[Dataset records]
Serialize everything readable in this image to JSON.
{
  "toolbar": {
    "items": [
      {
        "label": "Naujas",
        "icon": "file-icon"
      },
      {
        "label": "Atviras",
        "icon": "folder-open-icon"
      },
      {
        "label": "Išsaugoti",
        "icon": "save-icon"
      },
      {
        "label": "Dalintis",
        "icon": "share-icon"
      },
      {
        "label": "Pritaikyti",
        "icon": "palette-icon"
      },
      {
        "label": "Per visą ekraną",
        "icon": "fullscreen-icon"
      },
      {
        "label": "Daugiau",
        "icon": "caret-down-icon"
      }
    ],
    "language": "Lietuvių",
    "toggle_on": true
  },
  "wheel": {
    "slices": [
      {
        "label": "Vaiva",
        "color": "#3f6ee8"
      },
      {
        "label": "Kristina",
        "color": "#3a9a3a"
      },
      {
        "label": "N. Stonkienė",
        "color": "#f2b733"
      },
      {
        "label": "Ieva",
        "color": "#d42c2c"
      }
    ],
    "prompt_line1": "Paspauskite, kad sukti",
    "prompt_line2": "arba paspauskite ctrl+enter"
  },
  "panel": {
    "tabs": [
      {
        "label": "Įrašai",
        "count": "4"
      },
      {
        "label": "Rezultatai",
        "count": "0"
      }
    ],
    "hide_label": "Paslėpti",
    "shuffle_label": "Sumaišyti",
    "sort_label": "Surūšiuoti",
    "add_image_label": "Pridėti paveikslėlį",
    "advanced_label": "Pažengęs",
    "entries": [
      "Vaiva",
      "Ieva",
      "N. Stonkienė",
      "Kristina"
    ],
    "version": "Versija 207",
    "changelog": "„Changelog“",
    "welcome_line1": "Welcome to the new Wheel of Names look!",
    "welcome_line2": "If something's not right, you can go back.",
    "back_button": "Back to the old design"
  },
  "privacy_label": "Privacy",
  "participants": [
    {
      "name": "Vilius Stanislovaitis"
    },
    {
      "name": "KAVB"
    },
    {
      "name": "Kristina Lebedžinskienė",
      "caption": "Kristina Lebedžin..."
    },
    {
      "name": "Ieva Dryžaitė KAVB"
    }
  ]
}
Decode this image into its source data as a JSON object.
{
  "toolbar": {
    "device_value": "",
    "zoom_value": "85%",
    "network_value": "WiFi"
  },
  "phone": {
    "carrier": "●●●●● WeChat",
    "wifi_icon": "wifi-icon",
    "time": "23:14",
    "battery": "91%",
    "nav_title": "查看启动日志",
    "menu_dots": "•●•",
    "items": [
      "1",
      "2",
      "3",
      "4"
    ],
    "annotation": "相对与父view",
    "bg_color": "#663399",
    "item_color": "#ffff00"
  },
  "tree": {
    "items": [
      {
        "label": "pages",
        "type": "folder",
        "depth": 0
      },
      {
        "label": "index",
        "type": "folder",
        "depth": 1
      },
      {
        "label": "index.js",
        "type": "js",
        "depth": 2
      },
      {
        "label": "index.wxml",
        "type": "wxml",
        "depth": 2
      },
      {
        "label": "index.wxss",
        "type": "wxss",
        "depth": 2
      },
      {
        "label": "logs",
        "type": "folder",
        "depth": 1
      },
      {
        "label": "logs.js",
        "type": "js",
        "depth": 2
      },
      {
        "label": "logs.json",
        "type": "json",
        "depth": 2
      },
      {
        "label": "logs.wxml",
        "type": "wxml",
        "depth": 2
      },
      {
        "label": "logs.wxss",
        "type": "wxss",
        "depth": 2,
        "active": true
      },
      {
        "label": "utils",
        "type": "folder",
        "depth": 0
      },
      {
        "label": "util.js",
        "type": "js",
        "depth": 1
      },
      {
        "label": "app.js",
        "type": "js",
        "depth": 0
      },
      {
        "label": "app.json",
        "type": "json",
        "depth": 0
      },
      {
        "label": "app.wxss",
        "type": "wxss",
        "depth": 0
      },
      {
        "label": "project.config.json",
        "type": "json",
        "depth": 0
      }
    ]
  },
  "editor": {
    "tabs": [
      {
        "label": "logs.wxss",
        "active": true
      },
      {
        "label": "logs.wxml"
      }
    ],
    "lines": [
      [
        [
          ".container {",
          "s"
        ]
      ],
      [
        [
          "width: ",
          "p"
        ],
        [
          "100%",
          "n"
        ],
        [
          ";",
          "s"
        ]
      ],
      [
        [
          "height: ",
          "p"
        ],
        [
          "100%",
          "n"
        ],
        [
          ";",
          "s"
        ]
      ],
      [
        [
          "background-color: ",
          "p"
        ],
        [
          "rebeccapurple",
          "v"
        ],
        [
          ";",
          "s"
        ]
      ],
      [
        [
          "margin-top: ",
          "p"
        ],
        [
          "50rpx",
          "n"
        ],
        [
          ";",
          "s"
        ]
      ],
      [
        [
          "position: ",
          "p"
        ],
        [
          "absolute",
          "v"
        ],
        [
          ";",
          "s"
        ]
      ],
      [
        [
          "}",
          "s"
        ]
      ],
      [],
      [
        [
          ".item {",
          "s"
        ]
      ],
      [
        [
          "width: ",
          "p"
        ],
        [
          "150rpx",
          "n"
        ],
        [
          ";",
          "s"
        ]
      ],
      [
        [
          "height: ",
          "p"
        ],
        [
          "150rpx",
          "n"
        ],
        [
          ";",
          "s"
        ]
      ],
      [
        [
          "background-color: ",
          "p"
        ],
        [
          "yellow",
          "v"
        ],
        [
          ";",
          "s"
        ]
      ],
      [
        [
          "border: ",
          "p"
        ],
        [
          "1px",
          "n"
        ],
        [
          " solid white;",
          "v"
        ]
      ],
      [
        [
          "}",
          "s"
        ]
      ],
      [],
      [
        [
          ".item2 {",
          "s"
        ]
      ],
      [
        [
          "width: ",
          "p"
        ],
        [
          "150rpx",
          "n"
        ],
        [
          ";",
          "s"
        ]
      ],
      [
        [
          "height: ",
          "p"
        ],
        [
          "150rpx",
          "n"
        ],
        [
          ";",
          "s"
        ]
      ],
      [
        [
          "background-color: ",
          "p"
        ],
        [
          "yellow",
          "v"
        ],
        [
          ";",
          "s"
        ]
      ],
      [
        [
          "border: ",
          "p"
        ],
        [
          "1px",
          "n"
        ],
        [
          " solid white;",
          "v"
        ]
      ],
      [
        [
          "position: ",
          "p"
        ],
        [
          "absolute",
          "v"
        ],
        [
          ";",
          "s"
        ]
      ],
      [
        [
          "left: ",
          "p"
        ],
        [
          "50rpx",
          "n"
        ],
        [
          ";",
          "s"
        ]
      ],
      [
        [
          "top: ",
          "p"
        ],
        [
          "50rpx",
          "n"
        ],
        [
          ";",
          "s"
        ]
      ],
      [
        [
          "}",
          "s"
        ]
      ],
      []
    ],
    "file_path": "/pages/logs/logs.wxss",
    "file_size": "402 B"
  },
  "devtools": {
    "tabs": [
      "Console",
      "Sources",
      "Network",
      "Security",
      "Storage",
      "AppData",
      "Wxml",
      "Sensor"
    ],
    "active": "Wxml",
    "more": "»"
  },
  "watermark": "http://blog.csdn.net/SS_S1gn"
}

### PROBLEM DESCRIPTION:
Report only the count of lines that include the string "icon".

### TASK OUTPUT:
8